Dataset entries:
################
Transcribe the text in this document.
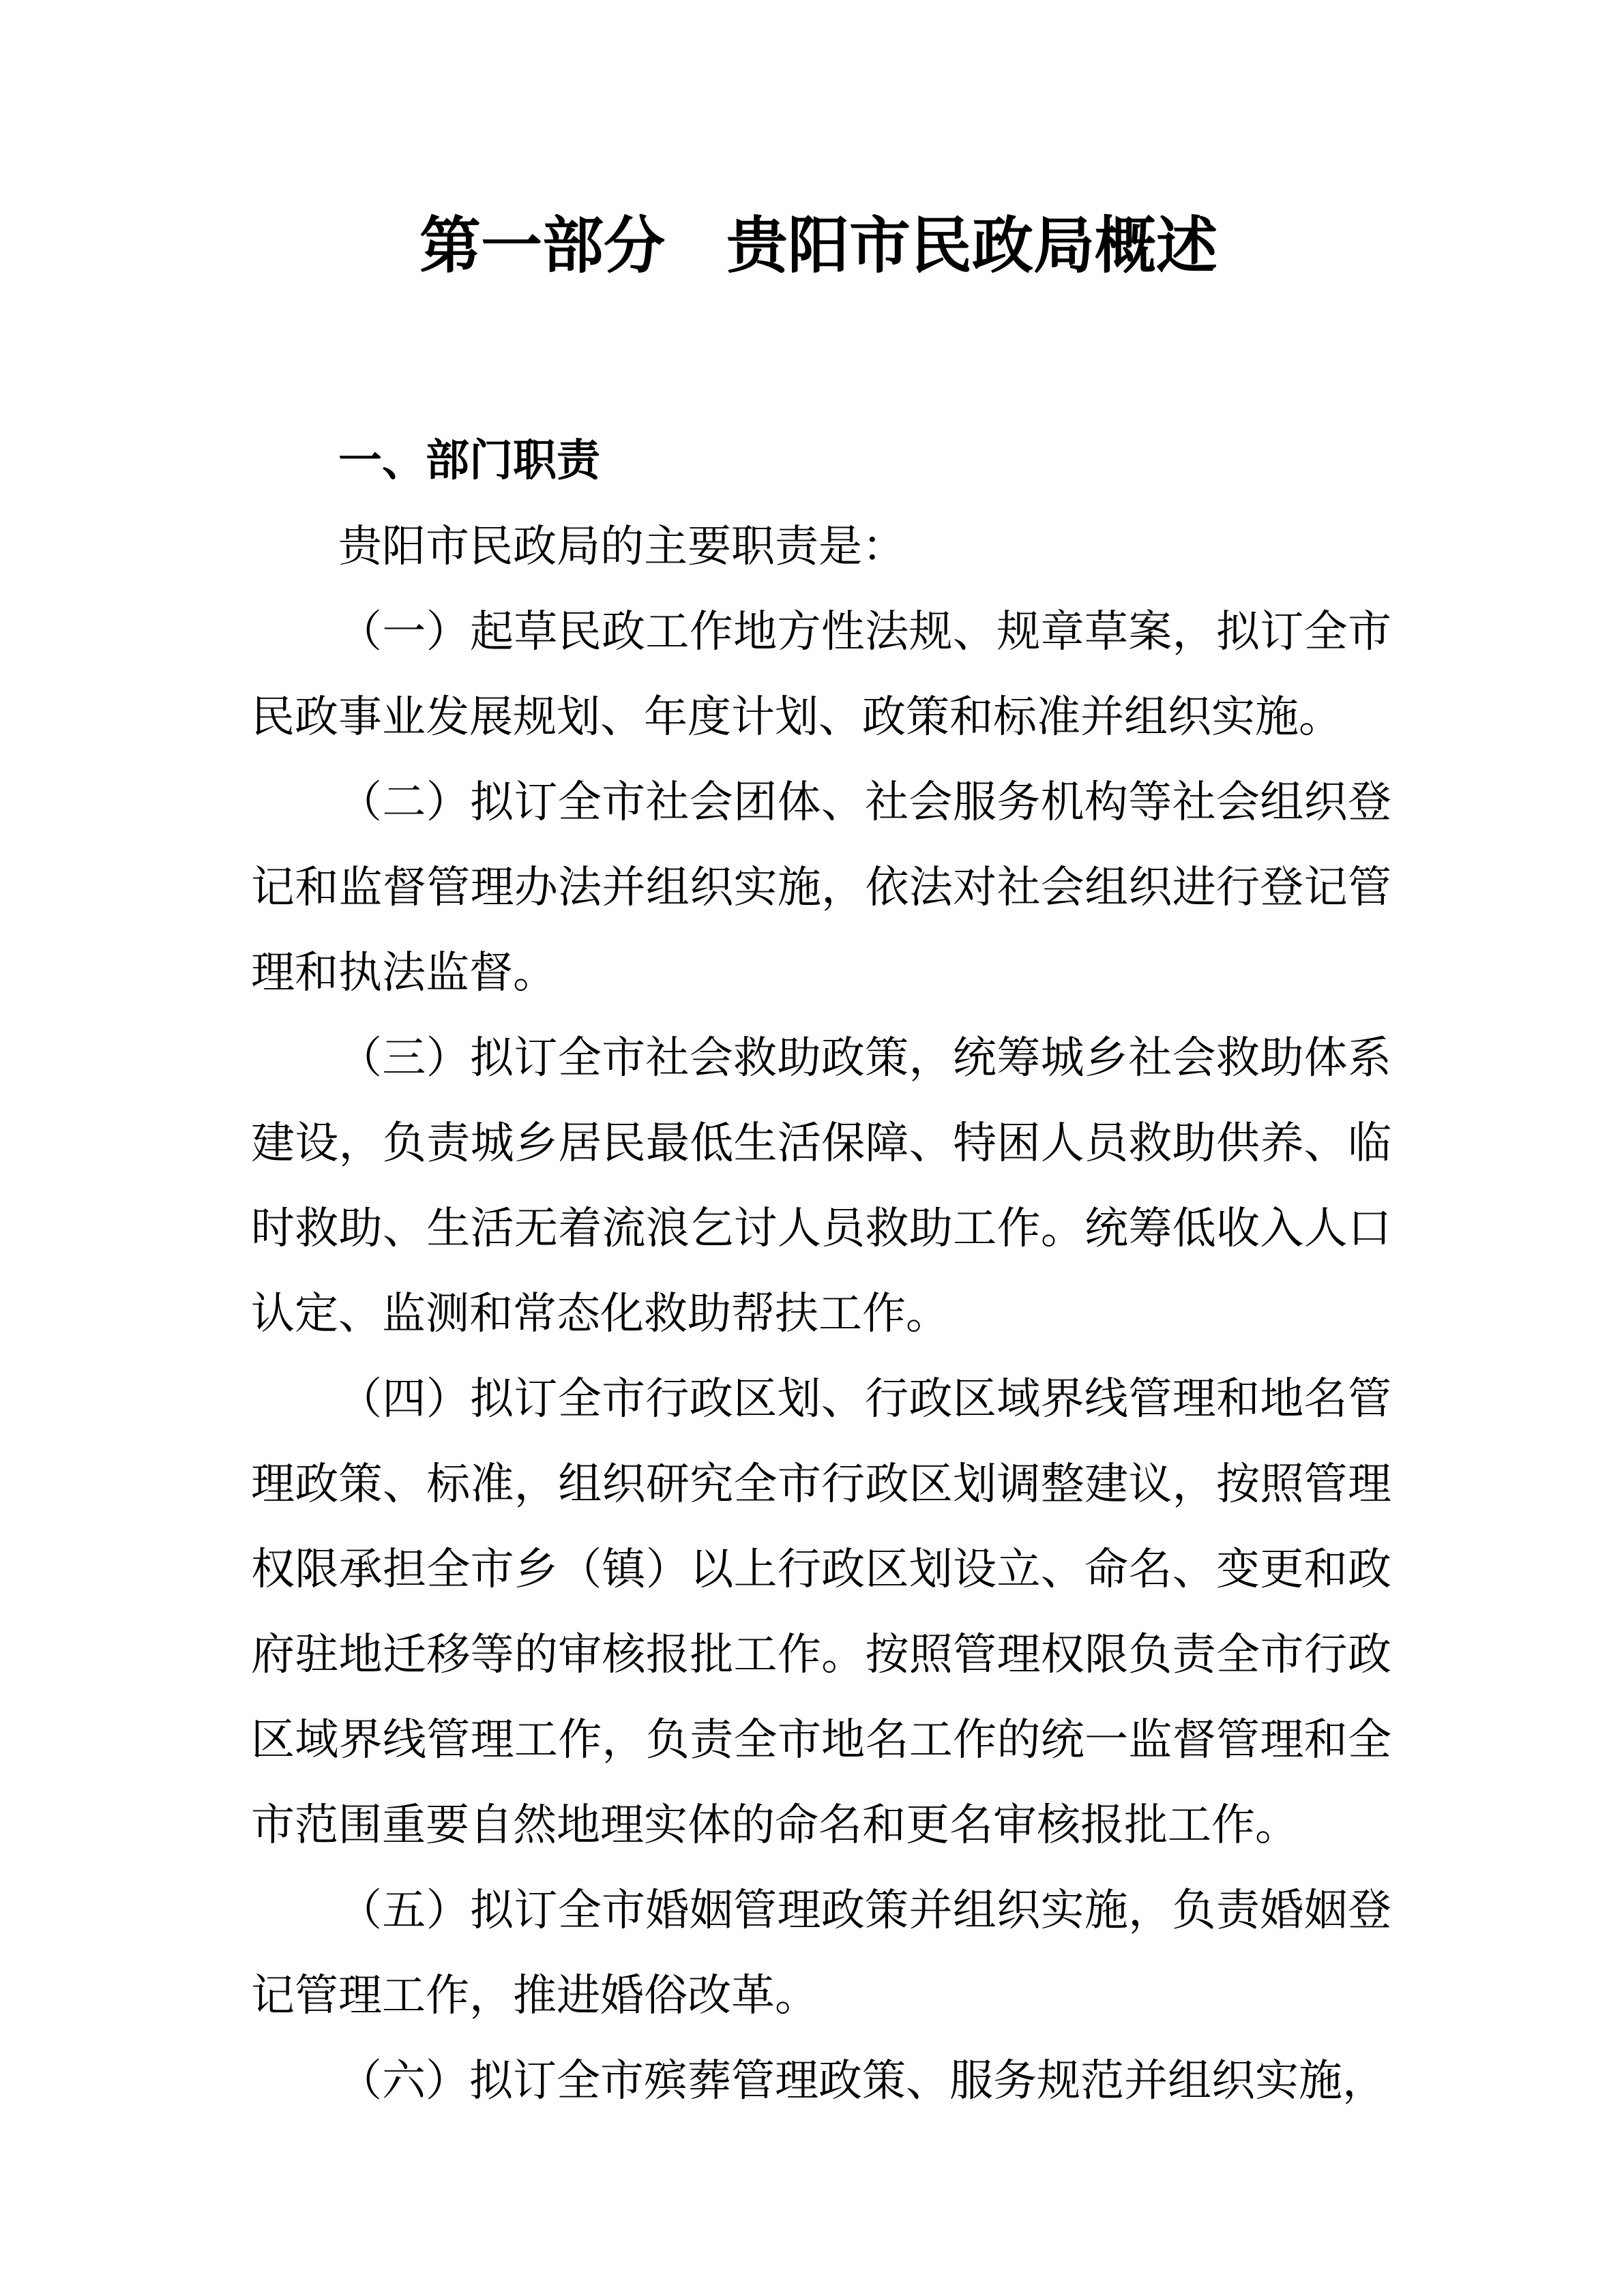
第一部分　贵阳市民政局概述
一、部门职责

贵阳市民政局的主要职责是：

（一）起草民政工作地方性法规、规章草案，拟订全市民政事业发展规划、年度计划、政策和标准并组织实施。

（二）拟订全市社会团体、社会服务机构等社会组织登记和监督管理办法并组织实施，依法对社会组织进行登记管理和执法监督。

（三）拟订全市社会救助政策，统筹城乡社会救助体系建设，负责城乡居民最低生活保障、特困人员救助供养、临时救助、生活无着流浪乞讨人员救助工作。统筹低收入人口认定、监测和常态化救助帮扶工作。

（四）拟订全市行政区划、行政区域界线管理和地名管理政策、标准，组织研究全市行政区划调整建议，按照管理权限承担全市乡（镇）以上行政区划设立、命名、变更和政府驻地迁移等的审核报批工作。按照管理权限负责全市行政区域界线管理工作，负责全市地名工作的统一监督管理和全市范围重要自然地理实体的命名和更名审核报批工作。

（五）拟订全市婚姻管理政策并组织实施，负责婚姻登记管理工作，推进婚俗改革。

（六）拟订全市殡葬管理政策、服务规范并组织实施，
################
**Work to complete:**
Set the data above down again exactly as given, with no pictures.

**Solution to this exercise:**
Transcribe the text in this document.
第一部分　贵阳市民政局概述
一、部门职责

贵阳市民政局的主要职责是：

（一）起草民政工作地方性法规、规章草案，拟订全市民政事业发展规划、年度计划、政策和标准并组织实施。

（二）拟订全市社会团体、社会服务机构等社会组织登记和监督管理办法并组织实施，依法对社会组织进行登记管理和执法监督。

（三）拟订全市社会救助政策，统筹城乡社会救助体系建设，负责城乡居民最低生活保障、特困人员救助供养、临时救助、生活无着流浪乞讨人员救助工作。统筹低收入人口认定、监测和常态化救助帮扶工作。

（四）拟订全市行政区划、行政区域界线管理和地名管理政策、标准，组织研究全市行政区划调整建议，按照管理权限承担全市乡（镇）以上行政区划设立、命名、变更和政府驻地迁移等的审核报批工作。按照管理权限负责全市行政区域界线管理工作，负责全市地名工作的统一监督管理和全市范围重要自然地理实体的命名和更名审核报批工作。

（五）拟订全市婚姻管理政策并组织实施，负责婚姻登记管理工作，推进婚俗改革。

（六）拟订全市殡葬管理政策、服务规范并组织实施，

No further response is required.